▶ _Written request_
Leaving out the pictures, transcribe all of the records faithfully.

▶ _Information given_
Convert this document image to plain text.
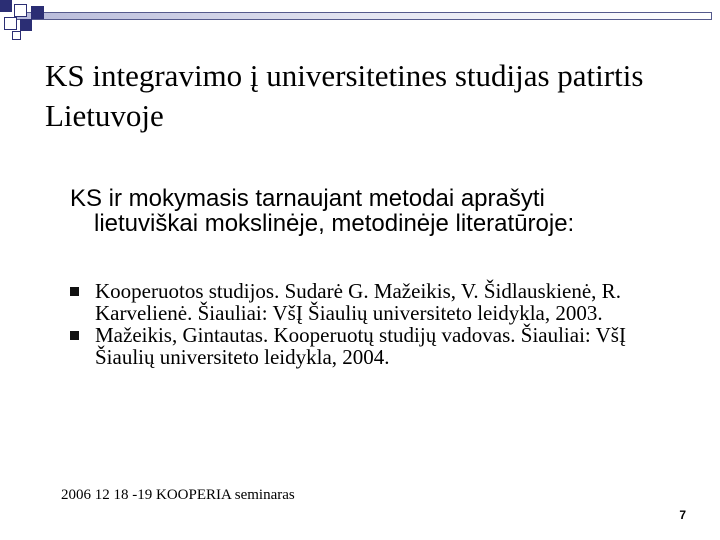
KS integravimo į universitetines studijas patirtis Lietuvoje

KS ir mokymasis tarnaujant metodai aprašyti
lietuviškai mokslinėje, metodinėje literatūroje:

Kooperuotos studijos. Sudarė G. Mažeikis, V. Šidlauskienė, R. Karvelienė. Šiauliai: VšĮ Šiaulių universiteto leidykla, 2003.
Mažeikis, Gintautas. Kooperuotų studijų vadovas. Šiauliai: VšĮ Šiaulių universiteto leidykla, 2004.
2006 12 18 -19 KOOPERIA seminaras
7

▶ _The output_
Convert this document image to plain text.
KS integravimo į universitetines studijas patirtis Lietuvoje

KS ir mokymasis tarnaujant metodai aprašyti
lietuviškai mokslinėje, metodinėje literatūroje:

Kooperuotos studijos. Sudarė G. Mažeikis, V. Šidlauskienė, R. Karvelienė. Šiauliai: VšĮ Šiaulių universiteto leidykla, 2003.
Mažeikis, Gintautas. Kooperuotų studijų vadovas. Šiauliai: VšĮ Šiaulių universiteto leidykla, 2004.
2006 12 18 -19 KOOPERIA seminaras
7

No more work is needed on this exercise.